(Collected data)
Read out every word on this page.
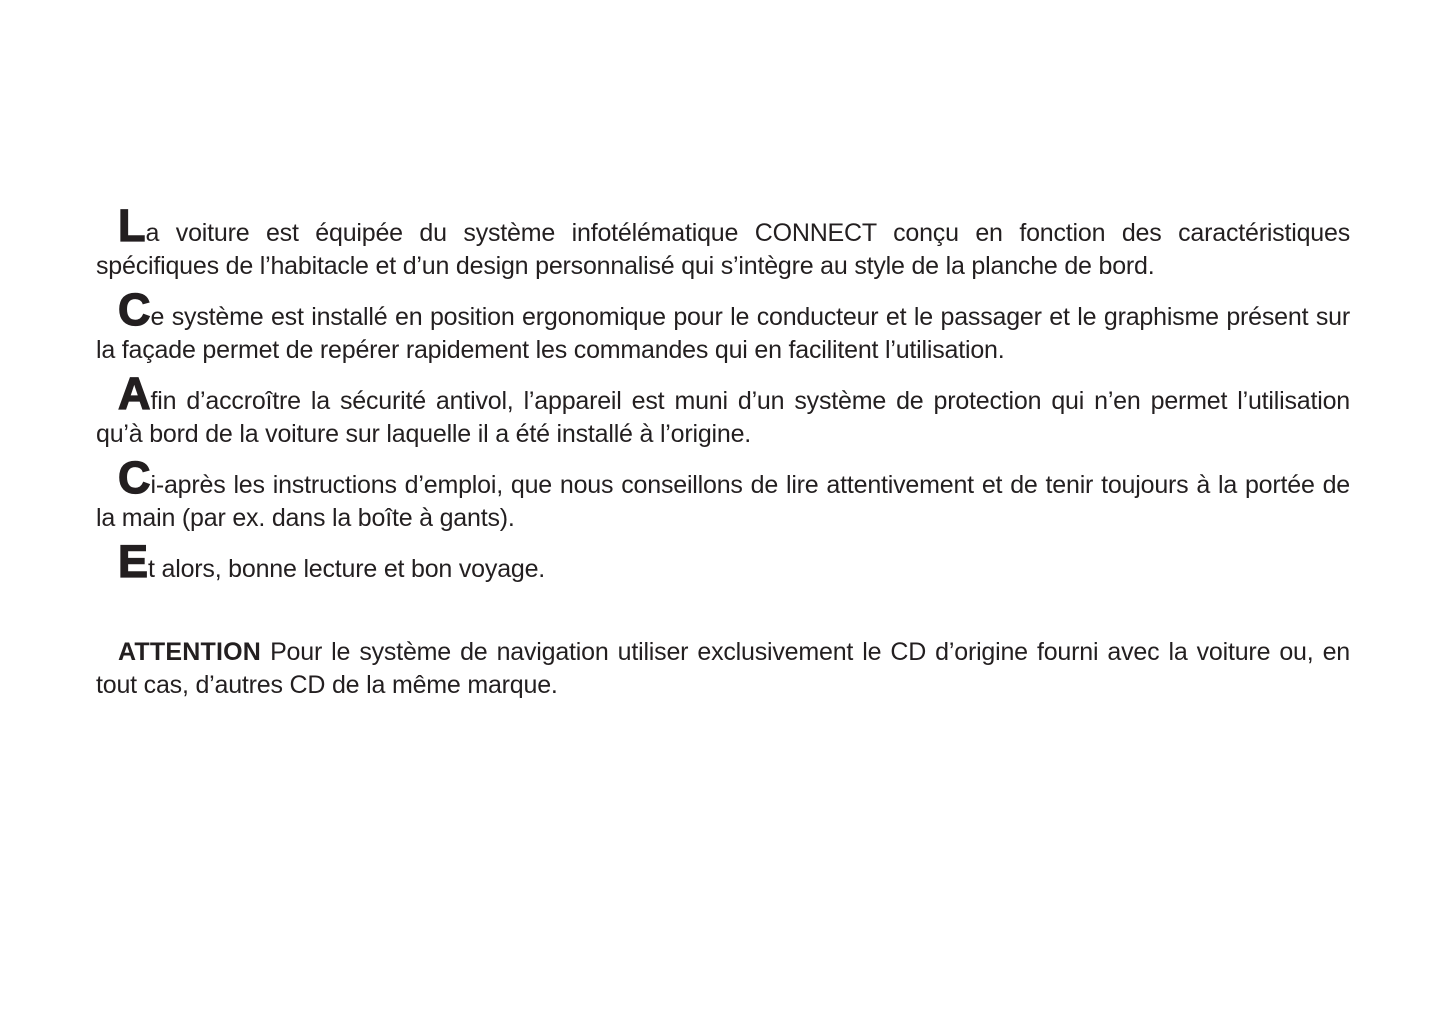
La voiture est équipée du système infotélématique CONNECT conçu en fonction des caractéristiques spécifiques de l’habitacle et d’un design personnalisé qui s’intègre au style de la planche de bord.

Ce système est installé en position ergonomique pour le conducteur et le passager et le graphisme présent sur la façade permet de repérer rapidement les commandes qui en facilitent l’utilisation.

Afin d’accroître la sécurité antivol, l’appareil est muni d’un système de protection qui n’en permet l’utilisation qu’à bord de la voiture sur laquelle il a été installé à l’origine.

Ci-après les instructions d’emploi, que nous conseillons de lire attentivement et de tenir toujours à la portée de la main (par ex. dans la boîte à gants).

Et alors, bonne lecture et bon voyage.

ATTENTION Pour le système de navigation utiliser exclusivement le CD d’origine fourni avec la voiture ou, en tout cas, d’autres CD de la même marque.
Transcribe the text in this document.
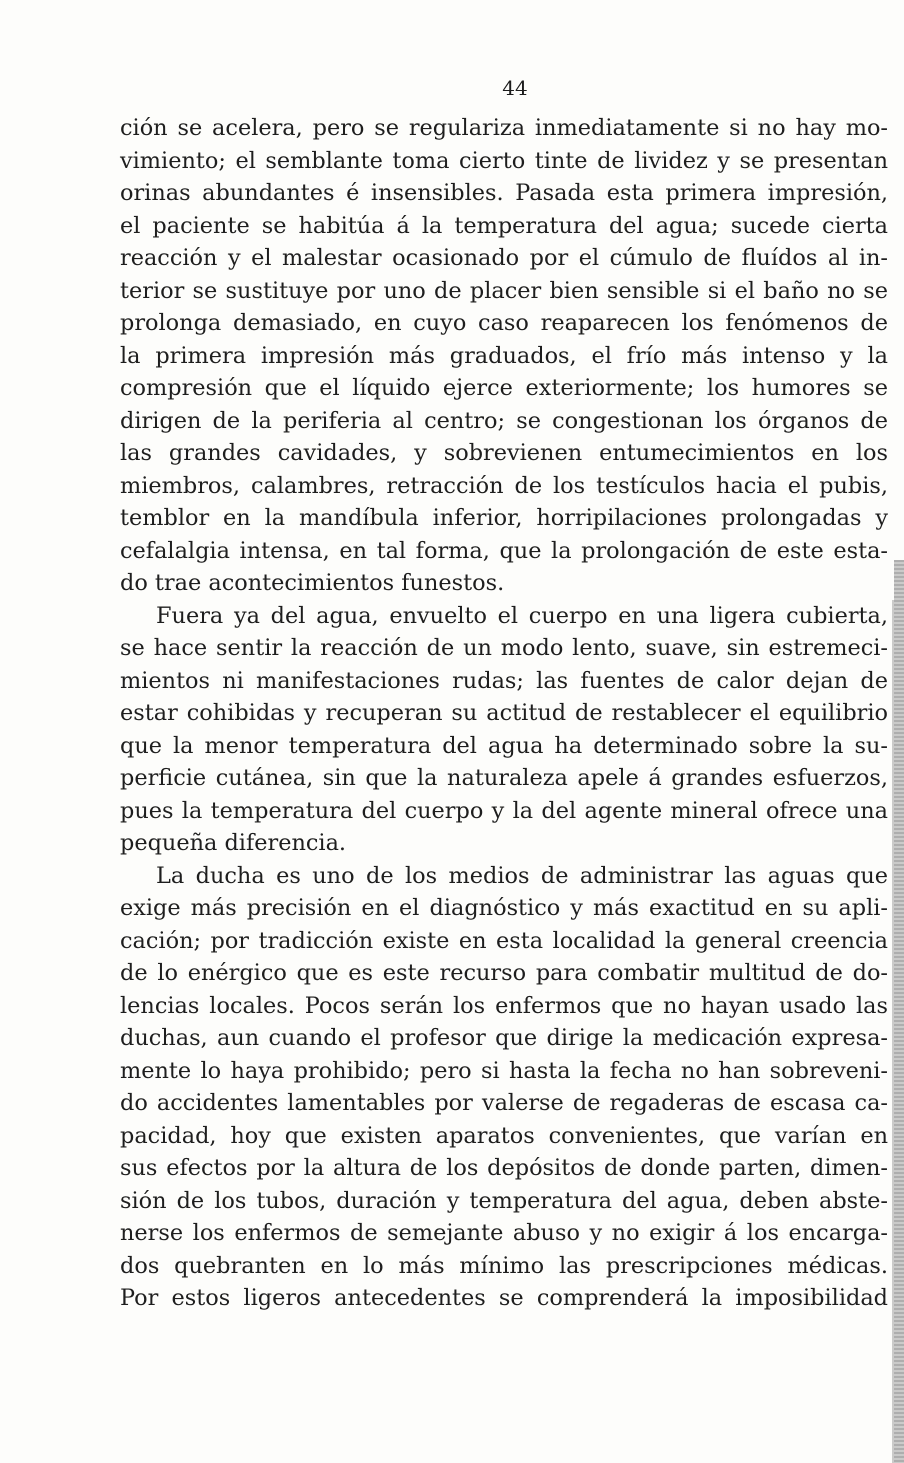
44
ción se acelera, pero se regulariza inmediatamente si no hay mo-
vimiento; el semblante toma cierto tinte de lividez y se presentan
orinas abundantes é insensibles. Pasada esta primera impresión,
el paciente se habitúa á la temperatura del agua; sucede cierta
reacción y el malestar ocasionado por el cúmulo de fluídos al in-
terior se sustituye por uno de placer bien sensible si el baño no se
prolonga demasiado, en cuyo caso reaparecen los fenómenos de
la primera impresión más graduados, el frío más intenso y la
compresión que el líquido ejerce exteriormente; los humores se
dirigen de la periferia al centro; se congestionan los órganos de
las grandes cavidades, y sobrevienen entumecimientos en los
miembros, calambres, retracción de los testículos hacia el pubis,
temblor en la mandíbula inferior, horripilaciones prolongadas y
cefalalgia intensa, en tal forma, que la prolongación de este esta-
do trae acontecimientos funestos.
Fuera ya del agua, envuelto el cuerpo en una ligera cubierta,
se hace sentir la reacción de un modo lento, suave, sin estremeci-
mientos ni manifestaciones rudas; las fuentes de calor dejan de
estar cohibidas y recuperan su actitud de restablecer el equilibrio
que la menor temperatura del agua ha determinado sobre la su-
perficie cutánea, sin que la naturaleza apele á grandes esfuerzos,
pues la temperatura del cuerpo y la del agente mineral ofrece una
pequeña diferencia.
La ducha es uno de los medios de administrar las aguas que
exige más precisión en el diagnóstico y más exactitud en su apli-
cación; por tradicción existe en esta localidad la general creencia
de lo enérgico que es este recurso para combatir multitud de do-
lencias locales. Pocos serán los enfermos que no hayan usado las
duchas, aun cuando el profesor que dirige la medicación expresa-
mente lo haya prohibido; pero si hasta la fecha no han sobreveni-
do accidentes lamentables por valerse de regaderas de escasa ca-
pacidad, hoy que existen aparatos convenientes, que varían en
sus efectos por la altura de los depósitos de donde parten, dimen-
sión de los tubos, duración y temperatura del agua, deben abste-
nerse los enfermos de semejante abuso y no exigir á los encarga-
dos quebranten en lo más mínimo las prescripciones médicas.
Por estos ligeros antecedentes se comprenderá la imposibilidad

#### What the task asks:
Pictures in the records above are not copied; print everything else exactly.

#### Expected output:
Read out every word on this page.
La voiture est équipée du système infotélématique CONNECT conçu en fonction des caractéristiques spécifiques de l’habitacle et d’un design personnalisé qui s’intègre au style de la planche de bord.

Ce système est installé en position ergonomique pour le conducteur et le passager et le graphisme présent sur la façade permet de repérer rapidement les commandes qui en facilitent l’utilisation.

Afin d’accroître la sécurité antivol, l’appareil est muni d’un système de protection qui n’en permet l’utilisation qu’à bord de la voiture sur laquelle il a été installé à l’origine.

Ci-après les instructions d’emploi, que nous conseillons de lire attentivement et de tenir toujours à la portée de la main (par ex. dans la boîte à gants).

Et alors, bonne lecture et bon voyage.

ATTENTION Pour le système de navigation utiliser exclusivement le CD d’origine fourni avec la voiture ou, en tout cas, d’autres CD de la même marque.
Transcribe the text in this document.
44
ción se acelera, pero se regulariza inmediatamente si no hay mo-
vimiento; el semblante toma cierto tinte de lividez y se presentan
orinas abundantes é insensibles. Pasada esta primera impresión,
el paciente se habitúa á la temperatura del agua; sucede cierta
reacción y el malestar ocasionado por el cúmulo de fluídos al in-
terior se sustituye por uno de placer bien sensible si el baño no se
prolonga demasiado, en cuyo caso reaparecen los fenómenos de
la primera impresión más graduados, el frío más intenso y la
compresión que el líquido ejerce exteriormente; los humores se
dirigen de la periferia al centro; se congestionan los órganos de
las grandes cavidades, y sobrevienen entumecimientos en los
miembros, calambres, retracción de los testículos hacia el pubis,
temblor en la mandíbula inferior, horripilaciones prolongadas y
cefalalgia intensa, en tal forma, que la prolongación de este esta-
do trae acontecimientos funestos.
Fuera ya del agua, envuelto el cuerpo en una ligera cubierta,
se hace sentir la reacción de un modo lento, suave, sin estremeci-
mientos ni manifestaciones rudas; las fuentes de calor dejan de
estar cohibidas y recuperan su actitud de restablecer el equilibrio
que la menor temperatura del agua ha determinado sobre la su-
perficie cutánea, sin que la naturaleza apele á grandes esfuerzos,
pues la temperatura del cuerpo y la del agente mineral ofrece una
pequeña diferencia.
La ducha es uno de los medios de administrar las aguas que
exige más precisión en el diagnóstico y más exactitud en su apli-
cación; por tradicción existe en esta localidad la general creencia
de lo enérgico que es este recurso para combatir multitud de do-
lencias locales. Pocos serán los enfermos que no hayan usado las
duchas, aun cuando el profesor que dirige la medicación expresa-
mente lo haya prohibido; pero si hasta la fecha no han sobreveni-
do accidentes lamentables por valerse de regaderas de escasa ca-
pacidad, hoy que existen aparatos convenientes, que varían en
sus efectos por la altura de los depósitos de donde parten, dimen-
sión de los tubos, duración y temperatura del agua, deben abste-
nerse los enfermos de semejante abuso y no exigir á los encarga-
dos quebranten en lo más mínimo las prescripciones médicas.
Por estos ligeros antecedentes se comprenderá la imposibilidad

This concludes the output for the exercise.